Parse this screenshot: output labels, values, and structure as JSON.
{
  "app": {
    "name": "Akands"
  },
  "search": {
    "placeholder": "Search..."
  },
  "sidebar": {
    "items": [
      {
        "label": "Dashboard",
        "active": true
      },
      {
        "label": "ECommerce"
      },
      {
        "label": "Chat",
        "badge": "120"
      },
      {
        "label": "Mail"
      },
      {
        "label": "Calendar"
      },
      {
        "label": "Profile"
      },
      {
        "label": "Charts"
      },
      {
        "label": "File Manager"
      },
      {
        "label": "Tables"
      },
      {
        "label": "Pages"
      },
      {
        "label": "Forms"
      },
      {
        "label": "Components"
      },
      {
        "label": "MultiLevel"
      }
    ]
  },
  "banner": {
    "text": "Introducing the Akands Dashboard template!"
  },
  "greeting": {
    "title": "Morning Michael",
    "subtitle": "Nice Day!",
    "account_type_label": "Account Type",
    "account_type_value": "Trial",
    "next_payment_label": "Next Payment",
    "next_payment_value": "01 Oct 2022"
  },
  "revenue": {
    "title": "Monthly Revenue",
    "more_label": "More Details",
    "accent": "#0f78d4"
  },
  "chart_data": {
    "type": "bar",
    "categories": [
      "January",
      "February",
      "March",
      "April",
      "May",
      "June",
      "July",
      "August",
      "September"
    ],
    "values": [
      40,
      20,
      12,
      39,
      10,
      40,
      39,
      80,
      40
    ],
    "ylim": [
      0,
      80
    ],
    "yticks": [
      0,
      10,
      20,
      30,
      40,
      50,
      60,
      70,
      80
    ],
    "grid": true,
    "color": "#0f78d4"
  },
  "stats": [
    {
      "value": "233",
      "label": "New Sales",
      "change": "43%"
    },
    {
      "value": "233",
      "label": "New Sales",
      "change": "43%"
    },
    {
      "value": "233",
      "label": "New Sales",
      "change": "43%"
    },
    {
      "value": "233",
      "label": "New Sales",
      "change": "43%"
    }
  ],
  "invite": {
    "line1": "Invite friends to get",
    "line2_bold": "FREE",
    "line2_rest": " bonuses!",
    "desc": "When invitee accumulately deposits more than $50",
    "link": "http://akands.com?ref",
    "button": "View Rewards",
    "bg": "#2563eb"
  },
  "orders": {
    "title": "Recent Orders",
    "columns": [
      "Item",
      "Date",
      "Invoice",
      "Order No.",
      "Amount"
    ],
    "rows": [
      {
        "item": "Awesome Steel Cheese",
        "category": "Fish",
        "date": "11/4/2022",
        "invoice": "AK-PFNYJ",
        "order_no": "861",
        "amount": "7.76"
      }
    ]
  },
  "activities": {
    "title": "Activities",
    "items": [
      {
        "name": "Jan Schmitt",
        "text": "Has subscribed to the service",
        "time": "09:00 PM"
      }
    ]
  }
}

━━━━━━━━━━

Examine the data above and state how many of its lines contain the word "Dashboard", with no further remarks.

_RESULT_: 2